-- START OF Supplied material --
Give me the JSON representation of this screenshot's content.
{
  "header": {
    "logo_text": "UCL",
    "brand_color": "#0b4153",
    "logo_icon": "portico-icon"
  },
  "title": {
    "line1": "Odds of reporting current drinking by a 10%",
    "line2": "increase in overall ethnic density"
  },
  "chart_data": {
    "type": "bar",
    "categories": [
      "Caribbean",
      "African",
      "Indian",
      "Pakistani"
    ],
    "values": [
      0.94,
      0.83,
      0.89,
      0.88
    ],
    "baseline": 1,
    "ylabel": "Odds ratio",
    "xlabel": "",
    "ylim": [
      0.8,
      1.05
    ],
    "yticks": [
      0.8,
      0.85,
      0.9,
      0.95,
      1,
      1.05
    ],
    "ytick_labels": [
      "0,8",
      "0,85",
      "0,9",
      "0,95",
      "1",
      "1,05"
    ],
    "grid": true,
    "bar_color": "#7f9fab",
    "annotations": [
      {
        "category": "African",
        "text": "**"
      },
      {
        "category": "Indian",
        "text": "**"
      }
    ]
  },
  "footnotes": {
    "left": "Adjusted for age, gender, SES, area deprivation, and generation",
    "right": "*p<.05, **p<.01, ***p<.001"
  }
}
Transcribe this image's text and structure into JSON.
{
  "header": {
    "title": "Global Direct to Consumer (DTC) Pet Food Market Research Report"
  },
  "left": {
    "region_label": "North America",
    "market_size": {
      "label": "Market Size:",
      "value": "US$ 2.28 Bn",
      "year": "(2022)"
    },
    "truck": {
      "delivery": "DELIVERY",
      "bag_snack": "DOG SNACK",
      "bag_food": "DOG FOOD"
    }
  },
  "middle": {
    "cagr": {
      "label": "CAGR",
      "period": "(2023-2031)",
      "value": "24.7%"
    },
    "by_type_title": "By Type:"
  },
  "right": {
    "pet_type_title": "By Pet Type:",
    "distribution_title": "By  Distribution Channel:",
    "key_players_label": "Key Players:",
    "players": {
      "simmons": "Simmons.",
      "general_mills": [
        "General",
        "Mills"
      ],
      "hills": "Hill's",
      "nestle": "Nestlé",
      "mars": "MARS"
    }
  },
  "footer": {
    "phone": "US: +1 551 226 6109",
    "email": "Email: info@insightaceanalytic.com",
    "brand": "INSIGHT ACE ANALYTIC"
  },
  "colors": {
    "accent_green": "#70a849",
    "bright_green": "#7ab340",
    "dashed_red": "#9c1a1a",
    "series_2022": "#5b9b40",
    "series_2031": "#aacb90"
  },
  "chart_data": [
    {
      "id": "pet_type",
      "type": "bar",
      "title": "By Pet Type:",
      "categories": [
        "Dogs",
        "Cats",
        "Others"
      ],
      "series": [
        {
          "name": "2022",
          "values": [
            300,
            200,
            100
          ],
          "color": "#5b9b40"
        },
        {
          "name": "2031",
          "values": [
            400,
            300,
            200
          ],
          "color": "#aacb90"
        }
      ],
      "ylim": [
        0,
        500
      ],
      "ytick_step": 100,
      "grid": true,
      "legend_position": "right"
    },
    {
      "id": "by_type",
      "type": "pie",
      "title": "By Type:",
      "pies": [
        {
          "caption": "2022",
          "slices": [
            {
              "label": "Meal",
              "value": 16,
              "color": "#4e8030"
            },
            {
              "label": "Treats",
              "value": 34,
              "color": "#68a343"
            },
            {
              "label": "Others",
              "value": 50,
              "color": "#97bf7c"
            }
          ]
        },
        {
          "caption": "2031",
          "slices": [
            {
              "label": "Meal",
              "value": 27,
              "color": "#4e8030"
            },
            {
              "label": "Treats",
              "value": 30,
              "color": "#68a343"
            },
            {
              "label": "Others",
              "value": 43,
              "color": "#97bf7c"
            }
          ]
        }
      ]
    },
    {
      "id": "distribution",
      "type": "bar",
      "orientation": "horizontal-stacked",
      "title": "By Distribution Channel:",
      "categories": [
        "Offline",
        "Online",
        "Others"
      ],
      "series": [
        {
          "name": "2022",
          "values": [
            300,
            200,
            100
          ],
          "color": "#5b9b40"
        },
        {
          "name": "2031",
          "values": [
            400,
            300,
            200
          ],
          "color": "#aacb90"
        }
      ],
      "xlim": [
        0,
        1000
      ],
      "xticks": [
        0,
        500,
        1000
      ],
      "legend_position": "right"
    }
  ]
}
-- END OF Supplied material --
■ Set exercise:
Extract the entries above verbatim.

■ Answer to this task:
Give me the JSON representation of this screenshot's content.
{
  "header": {
    "logo_text": "UCL",
    "brand_color": "#0b4153",
    "logo_icon": "portico-icon"
  },
  "title": {
    "line1": "Odds of reporting current drinking by a 10%",
    "line2": "increase in overall ethnic density"
  },
  "chart_data": {
    "type": "bar",
    "categories": [
      "Caribbean",
      "African",
      "Indian",
      "Pakistani"
    ],
    "values": [
      0.94,
      0.83,
      0.89,
      0.88
    ],
    "baseline": 1,
    "ylabel": "Odds ratio",
    "xlabel": "",
    "ylim": [
      0.8,
      1.05
    ],
    "yticks": [
      0.8,
      0.85,
      0.9,
      0.95,
      1,
      1.05
    ],
    "ytick_labels": [
      "0,8",
      "0,85",
      "0,9",
      "0,95",
      "1",
      "1,05"
    ],
    "grid": true,
    "bar_color": "#7f9fab",
    "annotations": [
      {
        "category": "African",
        "text": "**"
      },
      {
        "category": "Indian",
        "text": "**"
      }
    ]
  },
  "footnotes": {
    "left": "Adjusted for age, gender, SES, area deprivation, and generation",
    "right": "*p<.05, **p<.01, ***p<.001"
  }
}
Transcribe this image's text and structure into JSON.
{
  "header": {
    "title": "Global Direct to Consumer (DTC) Pet Food Market Research Report"
  },
  "left": {
    "region_label": "North America",
    "market_size": {
      "label": "Market Size:",
      "value": "US$ 2.28 Bn",
      "year": "(2022)"
    },
    "truck": {
      "delivery": "DELIVERY",
      "bag_snack": "DOG SNACK",
      "bag_food": "DOG FOOD"
    }
  },
  "middle": {
    "cagr": {
      "label": "CAGR",
      "period": "(2023-2031)",
      "value": "24.7%"
    },
    "by_type_title": "By Type:"
  },
  "right": {
    "pet_type_title": "By Pet Type:",
    "distribution_title": "By  Distribution Channel:",
    "key_players_label": "Key Players:",
    "players": {
      "simmons": "Simmons.",
      "general_mills": [
        "General",
        "Mills"
      ],
      "hills": "Hill's",
      "nestle": "Nestlé",
      "mars": "MARS"
    }
  },
  "footer": {
    "phone": "US: +1 551 226 6109",
    "email": "Email: info@insightaceanalytic.com",
    "brand": "INSIGHT ACE ANALYTIC"
  },
  "colors": {
    "accent_green": "#70a849",
    "bright_green": "#7ab340",
    "dashed_red": "#9c1a1a",
    "series_2022": "#5b9b40",
    "series_2031": "#aacb90"
  },
  "chart_data": [
    {
      "id": "pet_type",
      "type": "bar",
      "title": "By Pet Type:",
      "categories": [
        "Dogs",
        "Cats",
        "Others"
      ],
      "series": [
        {
          "name": "2022",
          "values": [
            300,
            200,
            100
          ],
          "color": "#5b9b40"
        },
        {
          "name": "2031",
          "values": [
            400,
            300,
            200
          ],
          "color": "#aacb90"
        }
      ],
      "ylim": [
        0,
        500
      ],
      "ytick_step": 100,
      "grid": true,
      "legend_position": "right"
    },
    {
      "id": "by_type",
      "type": "pie",
      "title": "By Type:",
      "pies": [
        {
          "caption": "2022",
          "slices": [
            {
              "label": "Meal",
              "value": 16,
              "color": "#4e8030"
            },
            {
              "label": "Treats",
              "value": 34,
              "color": "#68a343"
            },
            {
              "label": "Others",
              "value": 50,
              "color": "#97bf7c"
            }
          ]
        },
        {
          "caption": "2031",
          "slices": [
            {
              "label": "Meal",
              "value": 27,
              "color": "#4e8030"
            },
            {
              "label": "Treats",
              "value": 30,
              "color": "#68a343"
            },
            {
              "label": "Others",
              "value": 43,
              "color": "#97bf7c"
            }
          ]
        }
      ]
    },
    {
      "id": "distribution",
      "type": "bar",
      "orientation": "horizontal-stacked",
      "title": "By Distribution Channel:",
      "categories": [
        "Offline",
        "Online",
        "Others"
      ],
      "series": [
        {
          "name": "2022",
          "values": [
            300,
            200,
            100
          ],
          "color": "#5b9b40"
        },
        {
          "name": "2031",
          "values": [
            400,
            300,
            200
          ],
          "color": "#aacb90"
        }
      ],
      "xlim": [
        0,
        1000
      ],
      "xticks": [
        0,
        500,
        1000
      ],
      "legend_position": "right"
    }
  ]
}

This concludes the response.